**Direction:**
Set the data down again, exactly as it reads, but without the pictures.
____ Data supplied
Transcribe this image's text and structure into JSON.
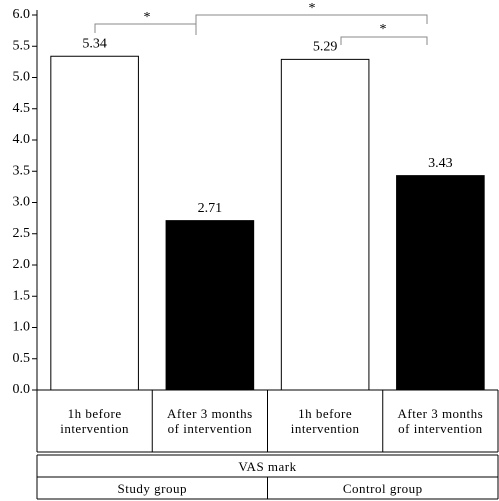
{
  "chart_data": {
    "type": "bar",
    "categories": [
      "1h before intervention",
      "After 3 months of intervention",
      "1h before intervention",
      "After 3 months of intervention"
    ],
    "values": [
      5.34,
      2.71,
      5.29,
      3.43
    ],
    "colors": [
      "#ffffff",
      "#000000",
      "#ffffff",
      "#000000"
    ],
    "groups": [
      "Study group",
      "Control group"
    ],
    "xlabel": "VAS mark",
    "annotations": [
      "*",
      "*",
      "*"
    ],
    "ylim": [
      0,
      6
    ],
    "yticks": [
      {
        "value": 0,
        "label": "0.0"
      },
      {
        "value": 0.5,
        "label": "0.5"
      },
      {
        "value": 1,
        "label": "1.0"
      },
      {
        "value": 1.5,
        "label": "1.5"
      },
      {
        "value": 2,
        "label": "2.0"
      },
      {
        "value": 2.5,
        "label": "2.5"
      },
      {
        "value": 3,
        "label": "3.0"
      },
      {
        "value": 3.5,
        "label": "3.5"
      },
      {
        "value": 4,
        "label": "4.0"
      },
      {
        "value": 4.5,
        "label": "4.5"
      },
      {
        "value": 5,
        "label": "5.0"
      },
      {
        "value": 5.5,
        "label": "5.5"
      },
      {
        "value": 6,
        "label": "6.0"
      }
    ]
  }
}
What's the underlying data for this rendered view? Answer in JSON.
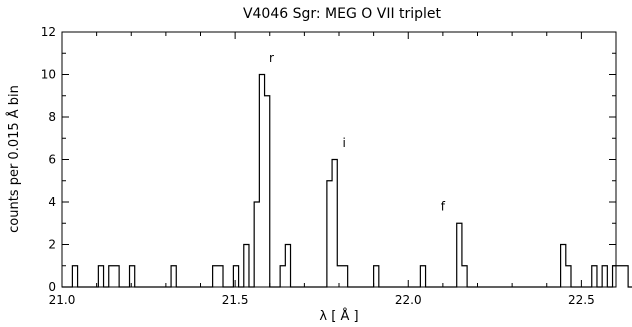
{
  "chart_data": {
    "type": "line",
    "title": "V4046 Sgr: MEG O VII triplet",
    "xlabel": "λ [ Å ]",
    "ylabel": "counts per 0.015 Å bin",
    "xlim": [
      21.0,
      22.6
    ],
    "ylim": [
      0,
      12
    ],
    "x_ticks": [
      21.0,
      21.5,
      22.0,
      22.5
    ],
    "x_tick_labels": [
      "21.0",
      "21.5",
      "22.0",
      "22.5"
    ],
    "y_ticks": [
      0,
      2,
      4,
      6,
      8,
      10,
      12
    ],
    "y_tick_labels": [
      "0",
      "2",
      "4",
      "6",
      "8",
      "10",
      "12"
    ],
    "grid": false,
    "bin_width": 0.015,
    "series": [
      {
        "bin_start": 21.0,
        "values": [
          0,
          0,
          1,
          0,
          0,
          0,
          0,
          1,
          0,
          1,
          1,
          0,
          0,
          1,
          0,
          0,
          0,
          0,
          0,
          0,
          0,
          1,
          0,
          0,
          0,
          0,
          0,
          0,
          0,
          1,
          1,
          0,
          0,
          1,
          0,
          2,
          0,
          4,
          10,
          9,
          0,
          0,
          1,
          2,
          0,
          0,
          0,
          0,
          0,
          0,
          0,
          5,
          6,
          1,
          1,
          0,
          0,
          0,
          0,
          0,
          1,
          0,
          0,
          0,
          0,
          0,
          0,
          0,
          0,
          1,
          0,
          0,
          0,
          0,
          0,
          0,
          3,
          1,
          0,
          0,
          0,
          0,
          0,
          0,
          0,
          0,
          0,
          0,
          0,
          0,
          0,
          0,
          0,
          0,
          0,
          0,
          2,
          1,
          0,
          0,
          0,
          0,
          1,
          0,
          1,
          0,
          1,
          1,
          1,
          0,
          2,
          1,
          0
        ]
      }
    ],
    "annotations": [
      {
        "text": "r",
        "x": 21.605,
        "y": 10.6
      },
      {
        "text": "i",
        "x": 21.815,
        "y": 6.6
      },
      {
        "text": "f",
        "x": 22.1,
        "y": 3.6
      }
    ]
  }
}
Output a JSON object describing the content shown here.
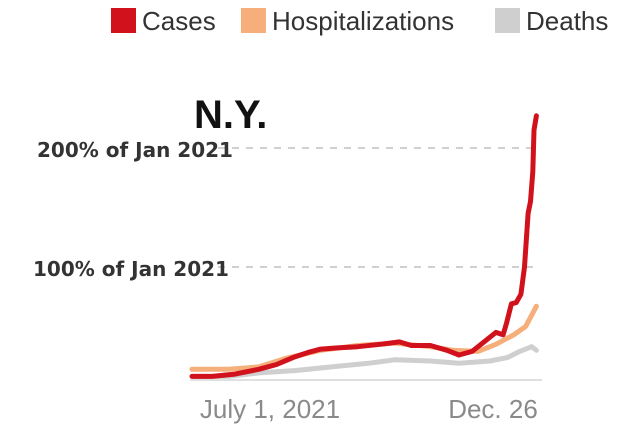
________
**Result for this task:**
Transcribe this image's text and structure into JSON.
{
  "chart_data": {
    "type": "bar",
    "categories": [
      "1h before intervention",
      "After 3 months of intervention",
      "1h before intervention",
      "After 3 months of intervention"
    ],
    "values": [
      5.34,
      2.71,
      5.29,
      3.43
    ],
    "colors": [
      "#ffffff",
      "#000000",
      "#ffffff",
      "#000000"
    ],
    "groups": [
      "Study group",
      "Control group"
    ],
    "xlabel": "VAS mark",
    "annotations": [
      "*",
      "*",
      "*"
    ],
    "ylim": [
      0,
      6
    ],
    "yticks": [
      {
        "value": 0,
        "label": "0.0"
      },
      {
        "value": 0.5,
        "label": "0.5"
      },
      {
        "value": 1,
        "label": "1.0"
      },
      {
        "value": 1.5,
        "label": "1.5"
      },
      {
        "value": 2,
        "label": "2.0"
      },
      {
        "value": 2.5,
        "label": "2.5"
      },
      {
        "value": 3,
        "label": "3.0"
      },
      {
        "value": 3.5,
        "label": "3.5"
      },
      {
        "value": 4,
        "label": "4.0"
      },
      {
        "value": 4.5,
        "label": "4.5"
      },
      {
        "value": 5,
        "label": "5.0"
      },
      {
        "value": 5.5,
        "label": "5.5"
      },
      {
        "value": 6,
        "label": "6.0"
      }
    ]
  }
}
What's the underlying data for this rendered view? Answer in JSON.
{
  "chart_data": {
    "type": "line",
    "title": "V4046 Sgr: MEG O VII triplet",
    "xlabel": "λ [ Å ]",
    "ylabel": "counts per 0.015 Å bin",
    "xlim": [
      21.0,
      22.6
    ],
    "ylim": [
      0,
      12
    ],
    "x_ticks": [
      21.0,
      21.5,
      22.0,
      22.5
    ],
    "x_tick_labels": [
      "21.0",
      "21.5",
      "22.0",
      "22.5"
    ],
    "y_ticks": [
      0,
      2,
      4,
      6,
      8,
      10,
      12
    ],
    "y_tick_labels": [
      "0",
      "2",
      "4",
      "6",
      "8",
      "10",
      "12"
    ],
    "grid": false,
    "bin_width": 0.015,
    "series": [
      {
        "bin_start": 21.0,
        "values": [
          0,
          0,
          1,
          0,
          0,
          0,
          0,
          1,
          0,
          1,
          1,
          0,
          0,
          1,
          0,
          0,
          0,
          0,
          0,
          0,
          0,
          1,
          0,
          0,
          0,
          0,
          0,
          0,
          0,
          1,
          1,
          0,
          0,
          1,
          0,
          2,
          0,
          4,
          10,
          9,
          0,
          0,
          1,
          2,
          0,
          0,
          0,
          0,
          0,
          0,
          0,
          5,
          6,
          1,
          1,
          0,
          0,
          0,
          0,
          0,
          1,
          0,
          0,
          0,
          0,
          0,
          0,
          0,
          0,
          1,
          0,
          0,
          0,
          0,
          0,
          0,
          3,
          1,
          0,
          0,
          0,
          0,
          0,
          0,
          0,
          0,
          0,
          0,
          0,
          0,
          0,
          0,
          0,
          0,
          0,
          0,
          2,
          1,
          0,
          0,
          0,
          0,
          1,
          0,
          1,
          0,
          1,
          1,
          1,
          0,
          2,
          1,
          0
        ]
      }
    ],
    "annotations": [
      {
        "text": "r",
        "x": 21.605,
        "y": 10.6
      },
      {
        "text": "i",
        "x": 21.815,
        "y": 6.6
      },
      {
        "text": "f",
        "x": 22.1,
        "y": 3.6
      }
    ]
  }
}
Output a JSON object describing the content shown here.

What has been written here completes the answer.